--- Task objective ---
Reproduce the rows below character for character, starting at the line with "FancyBboxPatch shape — [114, 206, 181, 237]" and ending with the line with "Text: Ингибируется ГК: Ингибируется", both lines included.

--- Records provided ---
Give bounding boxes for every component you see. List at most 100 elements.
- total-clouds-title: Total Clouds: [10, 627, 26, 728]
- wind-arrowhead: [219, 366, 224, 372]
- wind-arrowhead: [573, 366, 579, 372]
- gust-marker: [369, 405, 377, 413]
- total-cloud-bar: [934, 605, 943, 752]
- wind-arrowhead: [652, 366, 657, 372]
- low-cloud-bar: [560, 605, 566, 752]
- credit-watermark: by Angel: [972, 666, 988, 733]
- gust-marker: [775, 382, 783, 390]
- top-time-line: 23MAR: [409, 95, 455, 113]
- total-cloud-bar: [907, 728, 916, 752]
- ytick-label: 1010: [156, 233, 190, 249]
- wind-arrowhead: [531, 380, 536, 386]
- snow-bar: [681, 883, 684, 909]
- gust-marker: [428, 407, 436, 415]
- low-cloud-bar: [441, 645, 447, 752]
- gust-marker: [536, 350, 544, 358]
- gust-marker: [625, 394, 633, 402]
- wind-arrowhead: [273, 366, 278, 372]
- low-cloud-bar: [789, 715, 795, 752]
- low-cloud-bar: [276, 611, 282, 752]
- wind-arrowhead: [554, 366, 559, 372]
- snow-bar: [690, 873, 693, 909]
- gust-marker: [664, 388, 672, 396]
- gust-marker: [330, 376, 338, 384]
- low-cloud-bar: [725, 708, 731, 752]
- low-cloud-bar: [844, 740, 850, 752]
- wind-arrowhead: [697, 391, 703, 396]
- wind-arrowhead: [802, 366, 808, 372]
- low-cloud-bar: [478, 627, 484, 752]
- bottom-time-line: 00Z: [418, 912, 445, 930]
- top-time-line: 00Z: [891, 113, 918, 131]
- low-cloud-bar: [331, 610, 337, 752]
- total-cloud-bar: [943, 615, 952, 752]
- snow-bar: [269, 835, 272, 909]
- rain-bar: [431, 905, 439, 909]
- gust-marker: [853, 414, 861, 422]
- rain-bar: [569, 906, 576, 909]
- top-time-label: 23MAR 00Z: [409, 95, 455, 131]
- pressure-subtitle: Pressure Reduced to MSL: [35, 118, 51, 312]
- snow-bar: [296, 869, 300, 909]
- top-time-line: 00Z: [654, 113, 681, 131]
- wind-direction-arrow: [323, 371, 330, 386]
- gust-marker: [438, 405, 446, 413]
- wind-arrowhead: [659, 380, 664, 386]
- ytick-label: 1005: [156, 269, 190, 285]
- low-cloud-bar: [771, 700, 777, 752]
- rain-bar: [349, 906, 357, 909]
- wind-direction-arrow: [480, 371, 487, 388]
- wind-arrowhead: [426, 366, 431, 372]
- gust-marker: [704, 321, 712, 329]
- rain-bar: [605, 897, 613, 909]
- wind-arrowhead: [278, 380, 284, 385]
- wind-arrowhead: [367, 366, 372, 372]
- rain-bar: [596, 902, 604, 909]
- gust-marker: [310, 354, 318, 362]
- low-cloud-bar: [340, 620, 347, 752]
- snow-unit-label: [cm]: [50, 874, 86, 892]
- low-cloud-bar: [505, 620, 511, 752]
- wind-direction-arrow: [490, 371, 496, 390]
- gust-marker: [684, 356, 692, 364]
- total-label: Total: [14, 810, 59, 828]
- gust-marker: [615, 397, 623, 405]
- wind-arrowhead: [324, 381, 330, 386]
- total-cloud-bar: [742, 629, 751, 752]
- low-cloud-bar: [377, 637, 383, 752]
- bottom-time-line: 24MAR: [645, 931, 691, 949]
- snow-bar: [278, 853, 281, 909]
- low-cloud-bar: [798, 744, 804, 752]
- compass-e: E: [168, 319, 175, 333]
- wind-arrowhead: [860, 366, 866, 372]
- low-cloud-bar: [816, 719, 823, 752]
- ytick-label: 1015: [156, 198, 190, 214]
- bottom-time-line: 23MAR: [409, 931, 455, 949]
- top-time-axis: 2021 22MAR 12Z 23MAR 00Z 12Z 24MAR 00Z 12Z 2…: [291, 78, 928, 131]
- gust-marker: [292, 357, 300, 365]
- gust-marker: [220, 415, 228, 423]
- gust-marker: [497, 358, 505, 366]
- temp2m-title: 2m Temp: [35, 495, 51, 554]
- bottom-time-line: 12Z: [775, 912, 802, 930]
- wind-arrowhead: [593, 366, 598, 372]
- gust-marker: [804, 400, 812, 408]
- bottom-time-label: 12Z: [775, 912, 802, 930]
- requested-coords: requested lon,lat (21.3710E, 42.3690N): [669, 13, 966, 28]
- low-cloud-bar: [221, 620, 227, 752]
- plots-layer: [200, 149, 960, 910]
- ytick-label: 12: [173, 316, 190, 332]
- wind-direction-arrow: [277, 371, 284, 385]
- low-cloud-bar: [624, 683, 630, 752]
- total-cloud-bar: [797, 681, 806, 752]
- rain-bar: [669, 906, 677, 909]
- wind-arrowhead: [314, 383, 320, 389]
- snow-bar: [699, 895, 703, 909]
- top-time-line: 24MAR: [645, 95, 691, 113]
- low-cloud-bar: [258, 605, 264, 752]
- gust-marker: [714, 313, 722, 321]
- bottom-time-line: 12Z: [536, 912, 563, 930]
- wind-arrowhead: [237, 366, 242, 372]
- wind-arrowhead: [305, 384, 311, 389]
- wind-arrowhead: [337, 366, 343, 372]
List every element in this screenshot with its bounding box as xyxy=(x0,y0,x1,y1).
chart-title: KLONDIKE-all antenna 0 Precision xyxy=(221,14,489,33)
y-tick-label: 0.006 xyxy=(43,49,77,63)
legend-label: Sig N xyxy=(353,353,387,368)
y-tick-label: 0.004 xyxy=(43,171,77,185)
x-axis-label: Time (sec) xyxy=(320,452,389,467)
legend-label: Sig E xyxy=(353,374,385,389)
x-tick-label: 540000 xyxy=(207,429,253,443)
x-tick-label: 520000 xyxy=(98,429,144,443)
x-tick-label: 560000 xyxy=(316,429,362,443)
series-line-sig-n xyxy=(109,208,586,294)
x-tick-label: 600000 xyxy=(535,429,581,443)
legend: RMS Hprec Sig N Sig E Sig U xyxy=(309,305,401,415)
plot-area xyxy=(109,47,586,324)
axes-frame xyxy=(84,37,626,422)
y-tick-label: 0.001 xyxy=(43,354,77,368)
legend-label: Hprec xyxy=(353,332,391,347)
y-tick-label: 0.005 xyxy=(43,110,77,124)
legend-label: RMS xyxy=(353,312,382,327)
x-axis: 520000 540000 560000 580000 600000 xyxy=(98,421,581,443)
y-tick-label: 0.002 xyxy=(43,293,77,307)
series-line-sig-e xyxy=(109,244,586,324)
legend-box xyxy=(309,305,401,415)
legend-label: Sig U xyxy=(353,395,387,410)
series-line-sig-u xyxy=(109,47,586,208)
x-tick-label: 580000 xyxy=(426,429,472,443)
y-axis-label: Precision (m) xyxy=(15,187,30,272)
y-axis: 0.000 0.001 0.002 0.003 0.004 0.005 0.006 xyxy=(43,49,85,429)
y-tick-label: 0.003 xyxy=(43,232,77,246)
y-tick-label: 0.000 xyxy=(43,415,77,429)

==

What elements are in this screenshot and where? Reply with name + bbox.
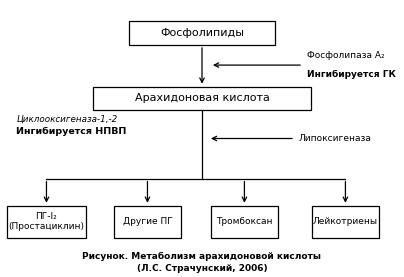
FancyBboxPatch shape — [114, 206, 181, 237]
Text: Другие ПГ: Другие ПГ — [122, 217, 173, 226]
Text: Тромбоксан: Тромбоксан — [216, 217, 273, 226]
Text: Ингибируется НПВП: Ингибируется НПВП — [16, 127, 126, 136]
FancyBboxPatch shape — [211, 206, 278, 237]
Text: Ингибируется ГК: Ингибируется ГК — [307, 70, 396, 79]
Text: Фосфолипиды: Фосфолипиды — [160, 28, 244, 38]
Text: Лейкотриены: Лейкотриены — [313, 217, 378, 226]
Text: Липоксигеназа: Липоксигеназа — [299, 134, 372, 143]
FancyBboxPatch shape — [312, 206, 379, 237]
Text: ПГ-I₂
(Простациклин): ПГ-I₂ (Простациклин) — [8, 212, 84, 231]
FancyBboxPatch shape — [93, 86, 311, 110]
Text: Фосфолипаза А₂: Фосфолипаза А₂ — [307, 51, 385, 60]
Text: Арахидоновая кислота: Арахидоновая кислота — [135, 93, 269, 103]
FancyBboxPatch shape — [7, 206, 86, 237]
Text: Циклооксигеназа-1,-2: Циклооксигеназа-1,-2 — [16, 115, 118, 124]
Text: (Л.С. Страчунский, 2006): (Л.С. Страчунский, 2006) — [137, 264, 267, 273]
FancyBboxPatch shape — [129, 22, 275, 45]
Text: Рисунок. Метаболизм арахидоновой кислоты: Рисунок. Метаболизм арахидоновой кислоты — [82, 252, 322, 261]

--- Correct output ---
FancyBboxPatch shape — [114, 206, 181, 237]
Text: Другие ПГ: Другие ПГ — [122, 217, 173, 226]
Text: Тромбоксан: Тромбоксан — [216, 217, 273, 226]
Text: Ингибируется НПВП: Ингибируется НПВП — [16, 127, 126, 136]
FancyBboxPatch shape — [211, 206, 278, 237]
Text: Ингибируется ГК: Ингибируется ГК — [307, 70, 396, 79]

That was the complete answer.